## TEXT PASSAGE
════════════════

The Jesus in Big Lebowski
There are a handful of genuine villains in The Coen Brothers’ cult comedy classic The Big Lebowski, including a gang of nihilist faux kidnappers led by Peter Stormare and Flea of The Red Hot Chili Peppers, so it’s surprising when the child-molesting bowler Jesus (John Turturro) is introduced partway through the film as a bizarre one-off joke character.
A formidable bowling opponent who is decidedly not intimidated by Walter (John Goodman) or Walter’s habit of carrying a gun, Jesus delivers a memorable monologue in which he refers to himself as “the Jesus” before Walter explains to The Dude (Jeff Bridges) and Donnie (Steve Buscemi) that Jesus is a “pederast” and a registered sex offender. It’s a… strange choice for a comedic character.
Freddie Miles in Talented Mr. Ripley
The Talented Mr. Ripley follows a murderous imposter named Tom Ripley (Matt Damon) who befriends Dickie Greenleaf (Jude Law) and then kills Dickie to take his place. Ripley tries to kill Gwyneth Paltrow and Cate Blanchett, successfully murders two more people before the credits roll, and yet somehow he’s not the most despicable character in the movie. No, that title goes to Freddie Miles (Philip Seymour Hoffman), Dickie’s best friend.
Freddie is an odious slouch of a human being, the personification of sticking your fingers into the queso dip at a Super Bowl party and acting like it isn’t a big deal. He brays his way through the film until Ripley mercifully beats him to death with a stone bust, and while this isn’t exactly a heroic deed, it’s sort of an Alien Vs. Predator situation in that we are obligated to root for the less irritating monster.
Trent in Friday the 13th (2009)

════════════════

## SOURCE EXCERPT
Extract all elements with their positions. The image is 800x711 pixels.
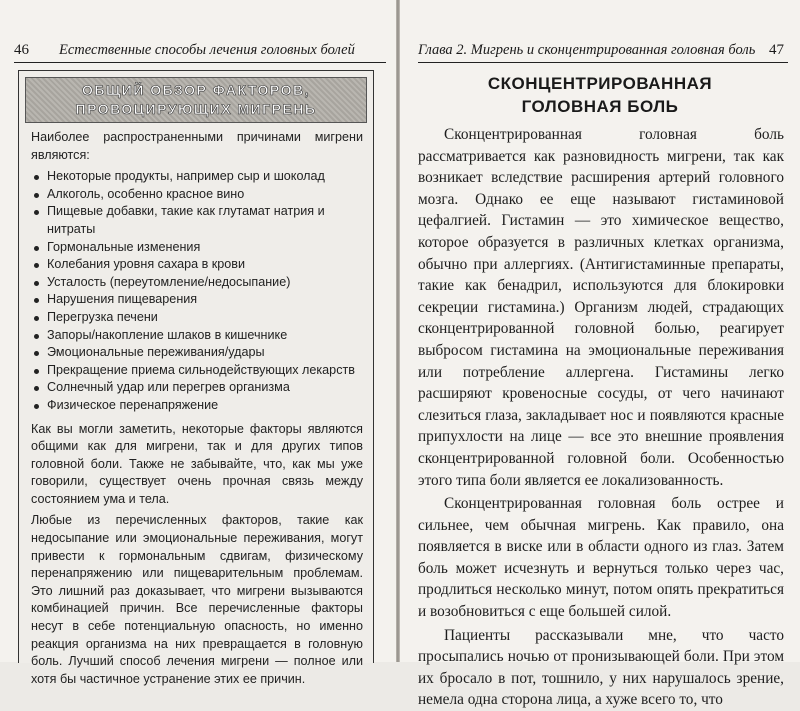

════════════════

## EXERCISE AIM
In the text on movie characters, take the part that opens with the words "The Jesus in" and closes with "a comedic character.". Write it out again with "bowling opponent" swapped for "bowling rival".

## SOLUTION
The Jesus in Big Lebowski
There are a handful of genuine villains in The Coen Brothers’ cult comedy classic The Big Lebowski, including a gang of nihilist faux kidnappers led by Peter Stormare and Flea of The Red Hot Chili Peppers, so it’s surprising when the child-molesting bowler Jesus (John Turturro) is introduced partway through the film as a bizarre one-off joke character.
A formidable bowling rival who is decidedly not intimidated by Walter (John Goodman) or Walter’s habit of carrying a gun, Jesus delivers a memorable monologue in which he refers to himself as “the Jesus” before Walter explains to The Dude (Jeff Bridges) and Donnie (Steve Buscemi) that Jesus is a “pederast” and a registered sex offender. It’s a… strange choice for a comedic character.